--- Provided information ---

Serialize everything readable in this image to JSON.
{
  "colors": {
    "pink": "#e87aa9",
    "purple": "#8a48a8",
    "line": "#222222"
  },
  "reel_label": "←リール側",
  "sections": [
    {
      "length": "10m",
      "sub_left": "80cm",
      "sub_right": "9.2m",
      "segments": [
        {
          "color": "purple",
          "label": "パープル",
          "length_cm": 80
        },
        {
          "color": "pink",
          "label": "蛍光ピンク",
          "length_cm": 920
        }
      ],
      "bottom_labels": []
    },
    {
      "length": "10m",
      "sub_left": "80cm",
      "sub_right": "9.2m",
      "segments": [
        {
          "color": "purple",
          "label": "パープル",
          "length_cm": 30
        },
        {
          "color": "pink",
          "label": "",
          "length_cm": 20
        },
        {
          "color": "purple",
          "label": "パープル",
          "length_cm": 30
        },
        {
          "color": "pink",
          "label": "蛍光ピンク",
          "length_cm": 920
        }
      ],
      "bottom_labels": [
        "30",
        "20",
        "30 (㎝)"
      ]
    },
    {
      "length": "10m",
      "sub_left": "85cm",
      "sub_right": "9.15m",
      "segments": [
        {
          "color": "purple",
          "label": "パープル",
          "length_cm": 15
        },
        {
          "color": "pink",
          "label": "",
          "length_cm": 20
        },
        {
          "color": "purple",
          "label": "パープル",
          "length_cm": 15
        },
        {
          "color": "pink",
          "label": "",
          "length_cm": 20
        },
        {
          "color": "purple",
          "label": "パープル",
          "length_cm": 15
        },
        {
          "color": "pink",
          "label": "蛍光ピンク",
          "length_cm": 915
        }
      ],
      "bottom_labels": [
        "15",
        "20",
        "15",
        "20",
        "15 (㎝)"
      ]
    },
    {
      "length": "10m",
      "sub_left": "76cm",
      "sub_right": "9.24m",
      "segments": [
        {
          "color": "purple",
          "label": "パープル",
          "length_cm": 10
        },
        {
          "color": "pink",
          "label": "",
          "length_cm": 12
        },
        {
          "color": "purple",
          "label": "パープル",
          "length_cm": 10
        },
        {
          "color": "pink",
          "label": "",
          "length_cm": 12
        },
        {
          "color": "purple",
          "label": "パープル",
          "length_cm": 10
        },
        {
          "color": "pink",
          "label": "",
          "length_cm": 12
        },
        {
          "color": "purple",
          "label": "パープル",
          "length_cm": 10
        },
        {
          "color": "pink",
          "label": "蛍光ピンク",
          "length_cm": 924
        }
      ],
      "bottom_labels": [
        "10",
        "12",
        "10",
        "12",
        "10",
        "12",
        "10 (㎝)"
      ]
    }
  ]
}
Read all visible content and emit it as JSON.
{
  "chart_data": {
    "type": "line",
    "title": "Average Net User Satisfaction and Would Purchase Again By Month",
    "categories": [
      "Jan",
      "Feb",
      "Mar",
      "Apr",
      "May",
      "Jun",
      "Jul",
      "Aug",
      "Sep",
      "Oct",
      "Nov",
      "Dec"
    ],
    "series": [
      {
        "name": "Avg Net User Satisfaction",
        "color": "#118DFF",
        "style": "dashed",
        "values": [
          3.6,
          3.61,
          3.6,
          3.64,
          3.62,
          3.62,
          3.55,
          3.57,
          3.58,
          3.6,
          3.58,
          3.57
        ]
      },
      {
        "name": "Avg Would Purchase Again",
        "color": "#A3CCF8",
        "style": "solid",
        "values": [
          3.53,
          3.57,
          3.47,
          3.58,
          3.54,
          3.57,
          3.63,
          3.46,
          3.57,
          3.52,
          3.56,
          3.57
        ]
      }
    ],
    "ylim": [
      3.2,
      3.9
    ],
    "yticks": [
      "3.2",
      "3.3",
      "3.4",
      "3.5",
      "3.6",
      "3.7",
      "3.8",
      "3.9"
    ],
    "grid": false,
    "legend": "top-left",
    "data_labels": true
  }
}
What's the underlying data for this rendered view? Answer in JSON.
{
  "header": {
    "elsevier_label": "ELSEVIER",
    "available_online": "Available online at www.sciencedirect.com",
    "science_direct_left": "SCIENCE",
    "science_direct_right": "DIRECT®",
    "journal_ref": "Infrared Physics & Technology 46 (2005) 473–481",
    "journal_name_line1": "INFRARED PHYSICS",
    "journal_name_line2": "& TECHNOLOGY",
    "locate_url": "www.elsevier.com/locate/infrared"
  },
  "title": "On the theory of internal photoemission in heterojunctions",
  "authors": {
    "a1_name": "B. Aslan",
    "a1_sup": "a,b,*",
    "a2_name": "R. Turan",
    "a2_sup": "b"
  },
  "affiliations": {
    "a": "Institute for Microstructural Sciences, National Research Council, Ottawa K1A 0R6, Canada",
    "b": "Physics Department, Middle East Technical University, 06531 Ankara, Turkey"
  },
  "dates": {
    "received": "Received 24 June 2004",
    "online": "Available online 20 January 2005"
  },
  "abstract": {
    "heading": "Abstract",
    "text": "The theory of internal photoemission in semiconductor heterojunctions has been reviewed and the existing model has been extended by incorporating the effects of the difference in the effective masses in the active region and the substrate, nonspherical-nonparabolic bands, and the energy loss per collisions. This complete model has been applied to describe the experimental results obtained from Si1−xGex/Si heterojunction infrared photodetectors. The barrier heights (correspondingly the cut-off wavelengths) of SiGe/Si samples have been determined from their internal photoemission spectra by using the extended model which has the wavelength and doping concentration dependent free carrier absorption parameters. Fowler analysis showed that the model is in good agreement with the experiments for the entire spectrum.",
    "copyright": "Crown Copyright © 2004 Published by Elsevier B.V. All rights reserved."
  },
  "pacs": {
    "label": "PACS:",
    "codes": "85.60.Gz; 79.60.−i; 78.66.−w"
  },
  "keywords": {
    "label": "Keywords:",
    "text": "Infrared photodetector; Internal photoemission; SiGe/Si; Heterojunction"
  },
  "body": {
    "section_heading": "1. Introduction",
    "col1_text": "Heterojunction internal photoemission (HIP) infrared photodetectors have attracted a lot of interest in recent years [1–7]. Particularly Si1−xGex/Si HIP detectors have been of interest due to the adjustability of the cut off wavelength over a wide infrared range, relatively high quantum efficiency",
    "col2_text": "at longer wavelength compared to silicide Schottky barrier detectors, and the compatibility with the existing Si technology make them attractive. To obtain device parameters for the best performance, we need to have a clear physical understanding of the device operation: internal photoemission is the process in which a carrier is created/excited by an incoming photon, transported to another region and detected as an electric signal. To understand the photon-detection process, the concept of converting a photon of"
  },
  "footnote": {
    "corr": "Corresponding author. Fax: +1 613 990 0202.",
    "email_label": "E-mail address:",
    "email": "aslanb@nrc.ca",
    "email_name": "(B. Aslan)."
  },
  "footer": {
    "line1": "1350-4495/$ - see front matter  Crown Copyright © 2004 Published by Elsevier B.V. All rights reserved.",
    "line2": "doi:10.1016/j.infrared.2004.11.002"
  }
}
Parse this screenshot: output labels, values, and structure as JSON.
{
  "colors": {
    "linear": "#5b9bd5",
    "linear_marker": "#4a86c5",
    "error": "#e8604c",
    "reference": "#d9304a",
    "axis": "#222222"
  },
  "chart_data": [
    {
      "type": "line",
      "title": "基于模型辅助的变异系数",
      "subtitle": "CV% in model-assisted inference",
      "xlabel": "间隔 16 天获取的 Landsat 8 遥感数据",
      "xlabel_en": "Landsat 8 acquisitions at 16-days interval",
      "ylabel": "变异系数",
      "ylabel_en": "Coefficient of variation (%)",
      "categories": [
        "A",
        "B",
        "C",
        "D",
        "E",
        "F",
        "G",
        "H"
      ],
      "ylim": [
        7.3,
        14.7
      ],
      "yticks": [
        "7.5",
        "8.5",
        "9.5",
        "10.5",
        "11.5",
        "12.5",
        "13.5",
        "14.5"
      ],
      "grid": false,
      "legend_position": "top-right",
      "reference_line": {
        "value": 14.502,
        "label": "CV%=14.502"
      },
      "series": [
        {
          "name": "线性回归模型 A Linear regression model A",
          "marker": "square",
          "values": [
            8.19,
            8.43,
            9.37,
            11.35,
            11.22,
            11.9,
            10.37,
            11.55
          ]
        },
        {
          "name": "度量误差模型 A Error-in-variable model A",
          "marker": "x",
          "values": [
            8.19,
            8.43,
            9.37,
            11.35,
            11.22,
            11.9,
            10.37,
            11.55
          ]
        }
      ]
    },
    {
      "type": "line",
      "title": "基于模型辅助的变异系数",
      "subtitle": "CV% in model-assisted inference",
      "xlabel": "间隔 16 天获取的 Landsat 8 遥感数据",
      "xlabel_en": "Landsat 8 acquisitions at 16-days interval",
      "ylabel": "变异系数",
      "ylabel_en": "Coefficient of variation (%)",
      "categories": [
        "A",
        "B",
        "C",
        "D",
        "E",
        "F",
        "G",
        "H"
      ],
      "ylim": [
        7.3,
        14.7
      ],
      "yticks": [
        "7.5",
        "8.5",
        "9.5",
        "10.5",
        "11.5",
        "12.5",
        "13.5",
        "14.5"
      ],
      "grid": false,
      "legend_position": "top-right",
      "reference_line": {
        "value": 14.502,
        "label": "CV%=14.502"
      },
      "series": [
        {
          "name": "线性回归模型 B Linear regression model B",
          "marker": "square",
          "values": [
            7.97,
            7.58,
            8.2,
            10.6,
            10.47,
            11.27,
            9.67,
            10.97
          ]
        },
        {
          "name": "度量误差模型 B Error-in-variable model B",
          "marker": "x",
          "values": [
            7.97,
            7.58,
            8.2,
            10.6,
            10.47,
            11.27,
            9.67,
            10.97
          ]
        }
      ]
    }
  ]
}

---

Goal ▸ Figure out how many lines above include the string "online", then report that number and nothing else.

Result of this task ▸ 2